[Collected data entries]
>>>>
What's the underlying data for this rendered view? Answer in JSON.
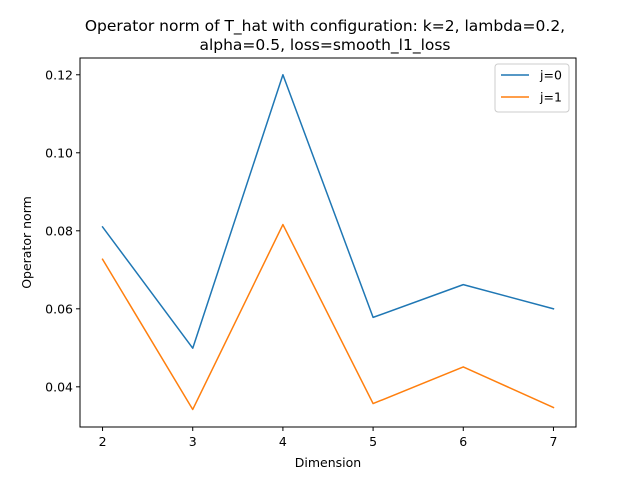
{
  "chart_data": {
    "type": "line",
    "title": "Operator norm of T_hat with configuration: k=2, lambda=0.2,",
    "subtitle": "alpha=0.5, loss=smooth_l1_loss",
    "xlabel": "Dimension",
    "ylabel": "Operator norm",
    "x": [
      2,
      3,
      4,
      5,
      6,
      7
    ],
    "xlim": [
      1.75,
      7.25
    ],
    "ylim": [
      0.0297,
      0.1243
    ],
    "xticks": [
      "2",
      "3",
      "4",
      "5",
      "6",
      "7"
    ],
    "yticks": [
      "0.04",
      "0.06",
      "0.08",
      "0.10",
      "0.12"
    ],
    "grid": false,
    "legend_position": "upper right",
    "series": [
      {
        "name": "j=0",
        "color": "#1f77b4",
        "values": [
          0.081,
          0.0499,
          0.12,
          0.0578,
          0.0662,
          0.06
        ]
      },
      {
        "name": "j=1",
        "color": "#ff7f0e",
        "values": [
          0.0727,
          0.0342,
          0.0816,
          0.0357,
          0.0451,
          0.0347
        ]
      }
    ]
  }
}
<<<<
→ WHAT YOU WILL DO
Among the entries above, how many lines hold the word "Operator"? Reply with only that number.

→ SOLUTION TO THIS EXERCISE
2